━━━ RECORDED INFORMATION
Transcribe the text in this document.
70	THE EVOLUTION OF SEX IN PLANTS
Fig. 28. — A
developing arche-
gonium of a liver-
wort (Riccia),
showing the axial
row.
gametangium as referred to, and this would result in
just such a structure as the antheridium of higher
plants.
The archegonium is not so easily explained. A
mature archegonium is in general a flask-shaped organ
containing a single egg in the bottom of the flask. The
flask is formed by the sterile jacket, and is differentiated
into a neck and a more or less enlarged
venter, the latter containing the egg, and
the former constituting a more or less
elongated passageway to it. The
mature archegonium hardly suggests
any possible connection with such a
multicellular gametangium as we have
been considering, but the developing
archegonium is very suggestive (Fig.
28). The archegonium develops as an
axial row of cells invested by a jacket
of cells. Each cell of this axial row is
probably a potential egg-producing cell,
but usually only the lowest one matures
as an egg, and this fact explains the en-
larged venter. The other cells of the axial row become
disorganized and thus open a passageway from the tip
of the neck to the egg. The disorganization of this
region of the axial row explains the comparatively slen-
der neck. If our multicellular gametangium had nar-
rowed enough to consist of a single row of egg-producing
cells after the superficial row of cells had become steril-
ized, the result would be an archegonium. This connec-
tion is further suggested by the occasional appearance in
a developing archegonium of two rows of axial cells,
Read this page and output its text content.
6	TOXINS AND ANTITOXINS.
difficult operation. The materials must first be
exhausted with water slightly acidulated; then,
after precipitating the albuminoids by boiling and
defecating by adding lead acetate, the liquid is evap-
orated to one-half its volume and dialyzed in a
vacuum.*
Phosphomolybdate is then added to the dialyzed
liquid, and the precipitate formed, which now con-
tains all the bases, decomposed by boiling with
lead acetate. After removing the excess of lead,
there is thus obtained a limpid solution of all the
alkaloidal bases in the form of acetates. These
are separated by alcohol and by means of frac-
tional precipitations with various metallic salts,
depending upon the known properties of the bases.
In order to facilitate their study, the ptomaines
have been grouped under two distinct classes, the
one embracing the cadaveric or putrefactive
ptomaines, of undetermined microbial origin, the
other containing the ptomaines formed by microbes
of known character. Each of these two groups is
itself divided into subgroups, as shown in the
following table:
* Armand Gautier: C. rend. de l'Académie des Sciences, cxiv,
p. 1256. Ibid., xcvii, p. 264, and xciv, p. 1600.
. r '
━━━━━━
→ **TASK PROMPT**: List each line of the entries that holds the string "liquid".

→ **WRITTEN RESPONSE**:
defecating by adding lead acetate, the liquid is evap-
liquid, and the precipitate formed, which now con-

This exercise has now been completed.